Saved entries

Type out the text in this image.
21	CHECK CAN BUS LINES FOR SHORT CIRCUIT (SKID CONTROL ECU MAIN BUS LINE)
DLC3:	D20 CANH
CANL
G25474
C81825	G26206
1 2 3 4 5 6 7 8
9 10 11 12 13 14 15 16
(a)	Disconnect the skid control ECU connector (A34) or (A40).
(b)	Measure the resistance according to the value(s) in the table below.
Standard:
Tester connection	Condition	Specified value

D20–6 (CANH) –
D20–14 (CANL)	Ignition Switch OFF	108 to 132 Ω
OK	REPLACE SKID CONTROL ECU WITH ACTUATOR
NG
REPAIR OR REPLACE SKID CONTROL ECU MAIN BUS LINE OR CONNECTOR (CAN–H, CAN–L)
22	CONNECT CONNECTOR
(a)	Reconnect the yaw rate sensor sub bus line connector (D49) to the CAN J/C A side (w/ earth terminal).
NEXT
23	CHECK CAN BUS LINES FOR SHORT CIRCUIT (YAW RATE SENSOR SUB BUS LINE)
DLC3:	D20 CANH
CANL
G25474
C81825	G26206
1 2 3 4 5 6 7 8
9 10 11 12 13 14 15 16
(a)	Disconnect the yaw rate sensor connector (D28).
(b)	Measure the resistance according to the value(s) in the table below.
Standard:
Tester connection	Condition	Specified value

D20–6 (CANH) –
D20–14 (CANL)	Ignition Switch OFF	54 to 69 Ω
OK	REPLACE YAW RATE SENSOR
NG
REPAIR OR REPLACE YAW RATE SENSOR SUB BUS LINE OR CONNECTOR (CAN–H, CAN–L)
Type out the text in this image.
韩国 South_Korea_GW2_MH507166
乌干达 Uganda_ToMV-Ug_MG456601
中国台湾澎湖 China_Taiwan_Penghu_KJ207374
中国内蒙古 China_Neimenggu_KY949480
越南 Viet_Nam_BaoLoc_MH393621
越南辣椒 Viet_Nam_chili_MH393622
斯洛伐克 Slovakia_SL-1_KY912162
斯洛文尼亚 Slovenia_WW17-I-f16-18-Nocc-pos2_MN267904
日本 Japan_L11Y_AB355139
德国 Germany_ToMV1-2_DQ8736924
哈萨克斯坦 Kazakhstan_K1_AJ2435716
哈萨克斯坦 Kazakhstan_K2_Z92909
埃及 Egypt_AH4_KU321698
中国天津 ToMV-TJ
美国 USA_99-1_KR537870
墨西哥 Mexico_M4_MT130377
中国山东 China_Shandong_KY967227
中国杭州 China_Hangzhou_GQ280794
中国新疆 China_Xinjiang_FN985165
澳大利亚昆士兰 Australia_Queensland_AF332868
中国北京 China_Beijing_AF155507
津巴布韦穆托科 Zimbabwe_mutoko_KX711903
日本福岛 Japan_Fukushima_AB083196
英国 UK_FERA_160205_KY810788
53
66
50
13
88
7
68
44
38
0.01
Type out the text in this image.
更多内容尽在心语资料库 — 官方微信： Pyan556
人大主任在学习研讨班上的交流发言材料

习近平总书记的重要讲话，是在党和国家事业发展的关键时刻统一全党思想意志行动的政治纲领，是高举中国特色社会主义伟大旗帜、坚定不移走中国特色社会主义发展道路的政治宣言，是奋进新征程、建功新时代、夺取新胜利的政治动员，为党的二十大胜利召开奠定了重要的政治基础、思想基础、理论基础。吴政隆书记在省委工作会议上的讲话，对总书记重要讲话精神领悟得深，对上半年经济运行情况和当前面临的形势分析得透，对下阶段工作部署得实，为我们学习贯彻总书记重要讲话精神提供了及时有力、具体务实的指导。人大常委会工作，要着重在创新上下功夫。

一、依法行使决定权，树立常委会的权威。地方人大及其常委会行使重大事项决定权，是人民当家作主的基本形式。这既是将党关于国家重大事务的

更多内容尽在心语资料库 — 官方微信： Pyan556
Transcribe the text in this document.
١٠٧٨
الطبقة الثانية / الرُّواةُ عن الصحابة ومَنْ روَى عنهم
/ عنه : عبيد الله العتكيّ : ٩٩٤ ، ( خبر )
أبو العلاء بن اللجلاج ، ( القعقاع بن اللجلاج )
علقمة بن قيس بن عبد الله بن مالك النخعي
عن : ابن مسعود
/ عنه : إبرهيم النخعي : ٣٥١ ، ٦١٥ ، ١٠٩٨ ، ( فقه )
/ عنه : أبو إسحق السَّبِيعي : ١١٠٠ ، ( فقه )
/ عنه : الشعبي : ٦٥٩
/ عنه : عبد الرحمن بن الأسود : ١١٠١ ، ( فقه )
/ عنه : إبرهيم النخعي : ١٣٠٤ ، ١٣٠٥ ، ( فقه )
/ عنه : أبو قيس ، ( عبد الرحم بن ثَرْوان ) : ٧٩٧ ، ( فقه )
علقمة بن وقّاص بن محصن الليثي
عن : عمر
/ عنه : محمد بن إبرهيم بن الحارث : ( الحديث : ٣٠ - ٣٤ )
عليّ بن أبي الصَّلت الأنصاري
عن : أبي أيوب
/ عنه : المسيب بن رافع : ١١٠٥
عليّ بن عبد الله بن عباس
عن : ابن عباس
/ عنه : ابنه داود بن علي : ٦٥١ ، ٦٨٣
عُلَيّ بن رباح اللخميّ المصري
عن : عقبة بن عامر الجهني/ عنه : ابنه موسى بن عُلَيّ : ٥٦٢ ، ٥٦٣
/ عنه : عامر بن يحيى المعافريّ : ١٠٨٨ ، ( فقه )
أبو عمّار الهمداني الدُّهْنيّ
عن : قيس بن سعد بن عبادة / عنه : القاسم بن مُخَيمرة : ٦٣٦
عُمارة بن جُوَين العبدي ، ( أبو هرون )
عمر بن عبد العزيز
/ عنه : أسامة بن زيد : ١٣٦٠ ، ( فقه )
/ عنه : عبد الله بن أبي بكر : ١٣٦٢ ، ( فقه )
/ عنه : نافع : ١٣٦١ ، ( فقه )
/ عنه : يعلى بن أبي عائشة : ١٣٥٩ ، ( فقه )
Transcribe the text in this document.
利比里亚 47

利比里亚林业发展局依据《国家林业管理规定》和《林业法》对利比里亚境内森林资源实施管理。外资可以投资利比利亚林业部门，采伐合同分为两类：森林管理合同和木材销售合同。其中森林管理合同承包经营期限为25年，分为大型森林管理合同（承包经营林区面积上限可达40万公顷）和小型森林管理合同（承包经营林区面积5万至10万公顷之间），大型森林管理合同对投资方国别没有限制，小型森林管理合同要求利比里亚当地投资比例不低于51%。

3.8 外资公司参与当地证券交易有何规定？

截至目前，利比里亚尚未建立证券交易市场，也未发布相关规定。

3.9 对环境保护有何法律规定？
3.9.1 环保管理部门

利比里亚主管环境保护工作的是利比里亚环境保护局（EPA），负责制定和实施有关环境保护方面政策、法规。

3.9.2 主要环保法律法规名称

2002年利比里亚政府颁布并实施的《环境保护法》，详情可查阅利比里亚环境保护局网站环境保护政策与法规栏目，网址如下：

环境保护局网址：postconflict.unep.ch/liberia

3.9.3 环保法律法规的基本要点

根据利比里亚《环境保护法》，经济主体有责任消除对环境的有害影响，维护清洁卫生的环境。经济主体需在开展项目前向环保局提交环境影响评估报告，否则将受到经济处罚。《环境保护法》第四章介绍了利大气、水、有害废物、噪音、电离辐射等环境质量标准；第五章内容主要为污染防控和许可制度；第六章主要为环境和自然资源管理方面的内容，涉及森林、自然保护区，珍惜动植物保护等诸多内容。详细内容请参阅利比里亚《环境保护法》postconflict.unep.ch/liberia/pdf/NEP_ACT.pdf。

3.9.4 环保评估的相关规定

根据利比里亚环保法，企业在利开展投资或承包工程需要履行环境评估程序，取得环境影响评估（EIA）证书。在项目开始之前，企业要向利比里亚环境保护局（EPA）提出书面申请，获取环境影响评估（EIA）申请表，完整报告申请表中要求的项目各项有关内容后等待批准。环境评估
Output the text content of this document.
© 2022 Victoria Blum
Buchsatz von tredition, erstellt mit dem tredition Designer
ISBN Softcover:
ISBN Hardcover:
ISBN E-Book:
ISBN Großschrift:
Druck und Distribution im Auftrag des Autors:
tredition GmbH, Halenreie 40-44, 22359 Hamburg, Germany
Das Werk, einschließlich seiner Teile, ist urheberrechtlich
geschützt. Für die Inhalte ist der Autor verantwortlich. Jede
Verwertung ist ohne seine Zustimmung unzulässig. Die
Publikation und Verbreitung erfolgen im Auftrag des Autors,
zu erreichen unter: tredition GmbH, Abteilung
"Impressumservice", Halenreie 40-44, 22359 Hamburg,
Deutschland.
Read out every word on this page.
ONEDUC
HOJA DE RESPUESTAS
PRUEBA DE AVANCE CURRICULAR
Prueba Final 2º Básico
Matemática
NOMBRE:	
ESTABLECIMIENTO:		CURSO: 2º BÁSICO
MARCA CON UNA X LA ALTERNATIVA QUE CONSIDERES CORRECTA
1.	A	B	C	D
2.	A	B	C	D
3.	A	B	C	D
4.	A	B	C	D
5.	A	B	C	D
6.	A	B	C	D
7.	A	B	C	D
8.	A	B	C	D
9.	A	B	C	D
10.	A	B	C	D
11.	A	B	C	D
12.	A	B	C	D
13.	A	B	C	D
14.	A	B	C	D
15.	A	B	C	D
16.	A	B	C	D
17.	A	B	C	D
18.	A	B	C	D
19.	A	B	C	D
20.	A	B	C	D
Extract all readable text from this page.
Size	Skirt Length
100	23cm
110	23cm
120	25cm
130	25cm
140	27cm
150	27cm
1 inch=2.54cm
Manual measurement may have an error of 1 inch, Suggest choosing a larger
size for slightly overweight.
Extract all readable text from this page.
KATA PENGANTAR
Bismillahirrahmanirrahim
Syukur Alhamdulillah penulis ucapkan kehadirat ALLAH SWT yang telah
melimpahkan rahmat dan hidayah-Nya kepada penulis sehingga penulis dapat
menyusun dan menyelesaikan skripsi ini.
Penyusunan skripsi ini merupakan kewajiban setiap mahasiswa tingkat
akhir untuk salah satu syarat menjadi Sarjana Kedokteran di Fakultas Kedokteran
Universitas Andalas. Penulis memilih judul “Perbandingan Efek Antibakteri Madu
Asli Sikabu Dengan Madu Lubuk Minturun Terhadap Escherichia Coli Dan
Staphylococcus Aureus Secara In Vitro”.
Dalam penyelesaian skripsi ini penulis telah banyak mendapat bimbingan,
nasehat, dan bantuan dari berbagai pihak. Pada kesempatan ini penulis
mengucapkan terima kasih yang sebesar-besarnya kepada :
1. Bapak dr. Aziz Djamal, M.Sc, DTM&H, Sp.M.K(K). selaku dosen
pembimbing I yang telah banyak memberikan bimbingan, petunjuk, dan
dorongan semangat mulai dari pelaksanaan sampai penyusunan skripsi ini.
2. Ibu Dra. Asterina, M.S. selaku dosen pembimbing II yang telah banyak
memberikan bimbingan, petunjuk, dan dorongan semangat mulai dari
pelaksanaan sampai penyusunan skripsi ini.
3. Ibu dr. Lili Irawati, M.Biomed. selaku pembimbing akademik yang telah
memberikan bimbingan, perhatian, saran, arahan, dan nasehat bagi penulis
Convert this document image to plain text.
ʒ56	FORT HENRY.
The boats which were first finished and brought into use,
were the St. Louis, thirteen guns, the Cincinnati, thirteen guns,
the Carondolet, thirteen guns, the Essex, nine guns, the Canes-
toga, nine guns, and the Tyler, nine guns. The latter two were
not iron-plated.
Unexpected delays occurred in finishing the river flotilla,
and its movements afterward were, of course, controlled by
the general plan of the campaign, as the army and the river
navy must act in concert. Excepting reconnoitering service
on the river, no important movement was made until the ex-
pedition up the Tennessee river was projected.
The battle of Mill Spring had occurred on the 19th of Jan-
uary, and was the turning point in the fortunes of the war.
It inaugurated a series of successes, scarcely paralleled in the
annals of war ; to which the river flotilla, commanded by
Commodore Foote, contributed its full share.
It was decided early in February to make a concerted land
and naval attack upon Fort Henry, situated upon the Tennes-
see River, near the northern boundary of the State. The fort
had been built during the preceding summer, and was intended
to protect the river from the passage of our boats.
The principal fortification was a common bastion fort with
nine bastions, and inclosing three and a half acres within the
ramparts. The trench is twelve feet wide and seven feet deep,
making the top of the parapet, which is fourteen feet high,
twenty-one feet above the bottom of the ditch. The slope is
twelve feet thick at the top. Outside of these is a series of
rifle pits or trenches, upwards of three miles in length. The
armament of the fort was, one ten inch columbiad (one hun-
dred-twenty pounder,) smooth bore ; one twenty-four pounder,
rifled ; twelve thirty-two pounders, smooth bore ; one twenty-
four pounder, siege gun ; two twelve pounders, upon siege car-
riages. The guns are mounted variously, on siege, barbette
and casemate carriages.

**STATED GOAL:** For the listing above, give the number of lines in which the string "nine" occurs, and nothing else.

**TASK OUTPUT:** 3